→ **RECORD EXCERPTS**
___

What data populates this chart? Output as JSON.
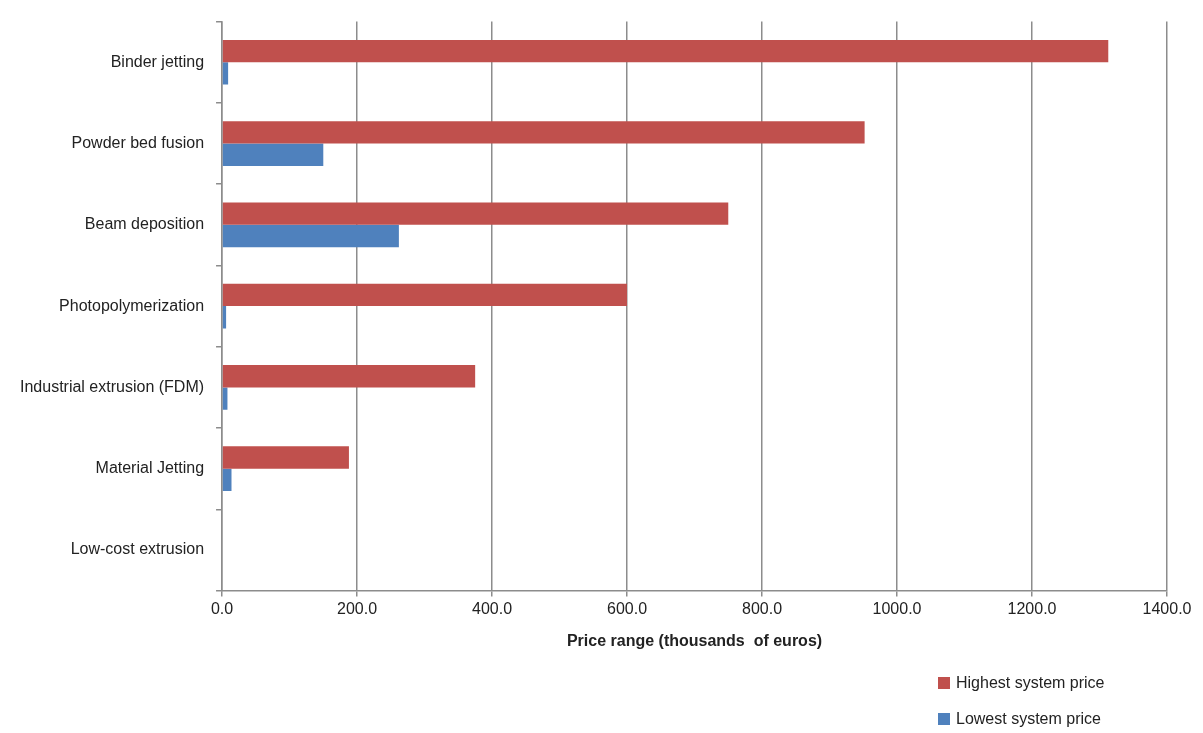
{
  "chart_data": {
    "type": "bar",
    "orientation": "horizontal",
    "xlabel": "Price range (thousands  of euros)",
    "categories": [
      "Binder jetting",
      "Powder bed fusion",
      "Beam deposition",
      "Photopolymerization",
      "Industrial extrusion (FDM)",
      "Material Jetting",
      "Low-cost extrusion"
    ],
    "series": [
      {
        "name": "Highest system price",
        "color": "#c0504d",
        "values": [
          1313,
          952,
          750,
          600,
          375,
          188,
          0
        ]
      },
      {
        "name": "Lowest system price",
        "color": "#4f81bd",
        "values": [
          9,
          150,
          262,
          6,
          8,
          14,
          0
        ]
      }
    ],
    "xlim": [
      0,
      1400
    ],
    "xticks": [
      {
        "value": 0,
        "label": "0.0"
      },
      {
        "value": 200,
        "label": "200.0"
      },
      {
        "value": 400,
        "label": "400.0"
      },
      {
        "value": 600,
        "label": "600.0"
      },
      {
        "value": 800,
        "label": "800.0"
      },
      {
        "value": 1000,
        "label": "1000.0"
      },
      {
        "value": 1200,
        "label": "1200.0"
      },
      {
        "value": 1400,
        "label": "1400.0"
      }
    ],
    "grid": "x",
    "legend": "bottom right"
  }
}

___

→ **WRITTEN INSTRUCTION**
Reproduce the data above in full, exactly as it is, with the pictures left out.

→ **SOLUTION TO THIS EXERCISE**
What data populates this chart? Output as JSON.
{
  "chart_data": {
    "type": "bar",
    "orientation": "horizontal",
    "xlabel": "Price range (thousands  of euros)",
    "categories": [
      "Binder jetting",
      "Powder bed fusion",
      "Beam deposition",
      "Photopolymerization",
      "Industrial extrusion (FDM)",
      "Material Jetting",
      "Low-cost extrusion"
    ],
    "series": [
      {
        "name": "Highest system price",
        "color": "#c0504d",
        "values": [
          1313,
          952,
          750,
          600,
          375,
          188,
          0
        ]
      },
      {
        "name": "Lowest system price",
        "color": "#4f81bd",
        "values": [
          9,
          150,
          262,
          6,
          8,
          14,
          0
        ]
      }
    ],
    "xlim": [
      0,
      1400
    ],
    "xticks": [
      {
        "value": 0,
        "label": "0.0"
      },
      {
        "value": 200,
        "label": "200.0"
      },
      {
        "value": 400,
        "label": "400.0"
      },
      {
        "value": 600,
        "label": "600.0"
      },
      {
        "value": 800,
        "label": "800.0"
      },
      {
        "value": 1000,
        "label": "1000.0"
      },
      {
        "value": 1200,
        "label": "1200.0"
      },
      {
        "value": 1400,
        "label": "1400.0"
      }
    ],
    "grid": "x",
    "legend": "bottom right"
  }
}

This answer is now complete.